*STATED EXERCISE*:
In the entries below, count the lines holding "ylabel". Reply with the number only.

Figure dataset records
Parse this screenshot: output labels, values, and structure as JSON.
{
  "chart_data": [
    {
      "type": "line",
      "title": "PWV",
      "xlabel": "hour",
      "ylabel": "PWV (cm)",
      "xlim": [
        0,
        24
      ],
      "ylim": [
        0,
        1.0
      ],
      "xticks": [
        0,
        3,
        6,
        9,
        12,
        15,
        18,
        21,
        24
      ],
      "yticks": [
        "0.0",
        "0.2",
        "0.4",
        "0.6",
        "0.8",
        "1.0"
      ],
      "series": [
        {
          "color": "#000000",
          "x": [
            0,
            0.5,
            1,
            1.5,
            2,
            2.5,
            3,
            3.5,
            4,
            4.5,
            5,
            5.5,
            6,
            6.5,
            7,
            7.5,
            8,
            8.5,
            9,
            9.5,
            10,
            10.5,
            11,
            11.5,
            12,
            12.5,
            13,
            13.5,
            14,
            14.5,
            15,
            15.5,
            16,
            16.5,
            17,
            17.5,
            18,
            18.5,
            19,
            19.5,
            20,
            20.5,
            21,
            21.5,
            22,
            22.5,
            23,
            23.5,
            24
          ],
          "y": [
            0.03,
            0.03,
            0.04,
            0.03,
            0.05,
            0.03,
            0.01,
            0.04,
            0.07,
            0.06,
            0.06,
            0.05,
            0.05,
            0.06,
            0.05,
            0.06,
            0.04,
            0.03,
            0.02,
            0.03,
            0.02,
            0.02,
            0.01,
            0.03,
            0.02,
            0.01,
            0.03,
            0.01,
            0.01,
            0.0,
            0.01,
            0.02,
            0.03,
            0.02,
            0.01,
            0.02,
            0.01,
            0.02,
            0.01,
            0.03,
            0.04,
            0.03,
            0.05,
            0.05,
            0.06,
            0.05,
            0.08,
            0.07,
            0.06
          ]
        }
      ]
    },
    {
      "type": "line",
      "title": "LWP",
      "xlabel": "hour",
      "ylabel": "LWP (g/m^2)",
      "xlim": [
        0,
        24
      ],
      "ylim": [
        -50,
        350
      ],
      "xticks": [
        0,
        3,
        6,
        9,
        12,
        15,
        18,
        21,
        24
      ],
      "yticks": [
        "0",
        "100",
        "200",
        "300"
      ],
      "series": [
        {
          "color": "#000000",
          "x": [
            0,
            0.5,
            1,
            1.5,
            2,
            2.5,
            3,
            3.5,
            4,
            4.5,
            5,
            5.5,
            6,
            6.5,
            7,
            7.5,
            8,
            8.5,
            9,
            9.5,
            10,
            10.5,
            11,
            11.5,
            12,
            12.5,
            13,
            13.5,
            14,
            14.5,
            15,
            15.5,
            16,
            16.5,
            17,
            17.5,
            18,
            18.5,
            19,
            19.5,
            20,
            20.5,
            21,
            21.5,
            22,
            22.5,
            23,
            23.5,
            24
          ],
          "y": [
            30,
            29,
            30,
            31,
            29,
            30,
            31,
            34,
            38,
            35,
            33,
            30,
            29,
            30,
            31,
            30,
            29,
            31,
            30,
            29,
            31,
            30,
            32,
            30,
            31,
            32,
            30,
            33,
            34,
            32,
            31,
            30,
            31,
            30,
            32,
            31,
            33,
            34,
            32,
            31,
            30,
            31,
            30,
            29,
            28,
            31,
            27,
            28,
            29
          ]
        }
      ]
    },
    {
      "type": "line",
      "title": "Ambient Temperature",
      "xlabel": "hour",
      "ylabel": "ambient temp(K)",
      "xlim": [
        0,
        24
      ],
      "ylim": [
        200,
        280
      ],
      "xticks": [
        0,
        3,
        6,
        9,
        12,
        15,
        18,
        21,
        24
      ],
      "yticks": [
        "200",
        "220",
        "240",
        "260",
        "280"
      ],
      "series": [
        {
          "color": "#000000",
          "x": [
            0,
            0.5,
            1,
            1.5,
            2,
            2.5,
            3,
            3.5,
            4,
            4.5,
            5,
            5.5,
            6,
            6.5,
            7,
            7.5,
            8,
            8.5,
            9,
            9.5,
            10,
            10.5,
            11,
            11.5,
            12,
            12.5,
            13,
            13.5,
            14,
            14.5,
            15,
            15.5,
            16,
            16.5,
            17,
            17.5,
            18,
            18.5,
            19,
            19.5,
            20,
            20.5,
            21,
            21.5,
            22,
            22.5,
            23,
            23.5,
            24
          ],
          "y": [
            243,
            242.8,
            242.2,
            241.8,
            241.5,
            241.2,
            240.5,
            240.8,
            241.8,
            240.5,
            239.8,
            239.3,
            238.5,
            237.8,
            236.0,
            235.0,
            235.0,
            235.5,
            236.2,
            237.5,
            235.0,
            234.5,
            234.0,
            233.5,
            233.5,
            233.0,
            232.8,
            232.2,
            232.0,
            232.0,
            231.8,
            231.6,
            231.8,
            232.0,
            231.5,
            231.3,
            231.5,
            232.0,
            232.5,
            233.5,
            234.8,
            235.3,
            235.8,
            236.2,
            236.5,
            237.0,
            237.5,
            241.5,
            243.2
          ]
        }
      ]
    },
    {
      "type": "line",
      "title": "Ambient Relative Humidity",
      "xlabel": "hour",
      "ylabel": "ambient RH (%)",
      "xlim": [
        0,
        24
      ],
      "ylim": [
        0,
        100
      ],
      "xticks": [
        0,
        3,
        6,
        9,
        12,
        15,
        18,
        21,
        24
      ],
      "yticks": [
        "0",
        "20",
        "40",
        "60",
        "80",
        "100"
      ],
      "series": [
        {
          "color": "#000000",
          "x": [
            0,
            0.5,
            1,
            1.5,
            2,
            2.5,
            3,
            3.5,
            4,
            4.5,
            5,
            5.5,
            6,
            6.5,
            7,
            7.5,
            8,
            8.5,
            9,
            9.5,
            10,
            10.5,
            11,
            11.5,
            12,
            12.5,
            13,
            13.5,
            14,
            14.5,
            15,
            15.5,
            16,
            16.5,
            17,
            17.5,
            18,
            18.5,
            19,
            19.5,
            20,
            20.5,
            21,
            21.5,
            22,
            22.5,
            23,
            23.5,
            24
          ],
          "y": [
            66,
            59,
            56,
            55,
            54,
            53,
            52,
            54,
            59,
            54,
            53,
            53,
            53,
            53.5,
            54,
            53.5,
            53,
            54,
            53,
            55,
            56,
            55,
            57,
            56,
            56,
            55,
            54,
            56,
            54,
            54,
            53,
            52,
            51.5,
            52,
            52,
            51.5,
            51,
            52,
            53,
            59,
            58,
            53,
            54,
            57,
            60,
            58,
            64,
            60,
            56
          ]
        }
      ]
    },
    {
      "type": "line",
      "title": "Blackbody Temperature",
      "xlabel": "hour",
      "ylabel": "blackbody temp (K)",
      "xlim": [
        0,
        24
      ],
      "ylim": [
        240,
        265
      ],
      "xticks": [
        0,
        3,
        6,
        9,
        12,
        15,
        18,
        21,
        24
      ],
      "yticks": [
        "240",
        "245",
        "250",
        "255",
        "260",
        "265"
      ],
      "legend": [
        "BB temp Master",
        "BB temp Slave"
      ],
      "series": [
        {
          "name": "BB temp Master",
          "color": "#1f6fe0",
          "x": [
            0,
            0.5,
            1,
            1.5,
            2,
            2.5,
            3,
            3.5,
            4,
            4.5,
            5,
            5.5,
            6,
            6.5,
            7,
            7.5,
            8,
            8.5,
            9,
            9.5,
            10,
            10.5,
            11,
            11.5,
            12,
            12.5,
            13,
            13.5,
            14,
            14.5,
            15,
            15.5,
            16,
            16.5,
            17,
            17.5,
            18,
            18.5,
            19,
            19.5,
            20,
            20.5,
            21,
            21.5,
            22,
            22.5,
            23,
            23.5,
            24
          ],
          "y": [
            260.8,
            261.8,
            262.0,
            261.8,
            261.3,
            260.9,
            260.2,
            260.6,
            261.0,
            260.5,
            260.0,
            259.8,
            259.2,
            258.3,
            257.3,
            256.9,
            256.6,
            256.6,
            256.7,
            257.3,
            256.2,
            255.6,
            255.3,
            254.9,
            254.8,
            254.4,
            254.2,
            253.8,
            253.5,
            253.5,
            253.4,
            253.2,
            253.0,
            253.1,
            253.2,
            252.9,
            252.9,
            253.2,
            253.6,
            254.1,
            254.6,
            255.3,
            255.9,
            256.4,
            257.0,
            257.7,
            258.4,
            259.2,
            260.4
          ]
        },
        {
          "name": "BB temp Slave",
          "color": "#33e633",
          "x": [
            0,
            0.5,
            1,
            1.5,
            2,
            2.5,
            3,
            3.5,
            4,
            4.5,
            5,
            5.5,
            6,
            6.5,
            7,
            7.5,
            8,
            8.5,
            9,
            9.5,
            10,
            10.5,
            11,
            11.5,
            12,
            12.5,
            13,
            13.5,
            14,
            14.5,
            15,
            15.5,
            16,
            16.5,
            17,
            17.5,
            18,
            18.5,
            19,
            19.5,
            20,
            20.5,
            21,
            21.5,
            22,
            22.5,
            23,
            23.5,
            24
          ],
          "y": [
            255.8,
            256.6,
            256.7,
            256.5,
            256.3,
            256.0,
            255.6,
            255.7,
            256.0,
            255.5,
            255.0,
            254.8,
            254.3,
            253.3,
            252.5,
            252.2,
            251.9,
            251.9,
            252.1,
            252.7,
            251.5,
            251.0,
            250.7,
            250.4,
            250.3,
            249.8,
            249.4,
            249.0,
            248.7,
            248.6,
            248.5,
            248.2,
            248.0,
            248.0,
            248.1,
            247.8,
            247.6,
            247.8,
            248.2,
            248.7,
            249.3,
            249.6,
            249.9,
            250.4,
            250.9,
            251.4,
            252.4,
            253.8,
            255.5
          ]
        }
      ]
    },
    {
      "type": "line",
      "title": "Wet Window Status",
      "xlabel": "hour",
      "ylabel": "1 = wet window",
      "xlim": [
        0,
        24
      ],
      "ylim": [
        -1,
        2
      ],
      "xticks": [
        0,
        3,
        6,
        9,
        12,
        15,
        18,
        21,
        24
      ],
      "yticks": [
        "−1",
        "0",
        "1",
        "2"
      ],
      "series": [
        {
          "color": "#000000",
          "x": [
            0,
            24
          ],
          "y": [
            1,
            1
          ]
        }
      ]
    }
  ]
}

*ANSWER TO THE EXERCISE*:
6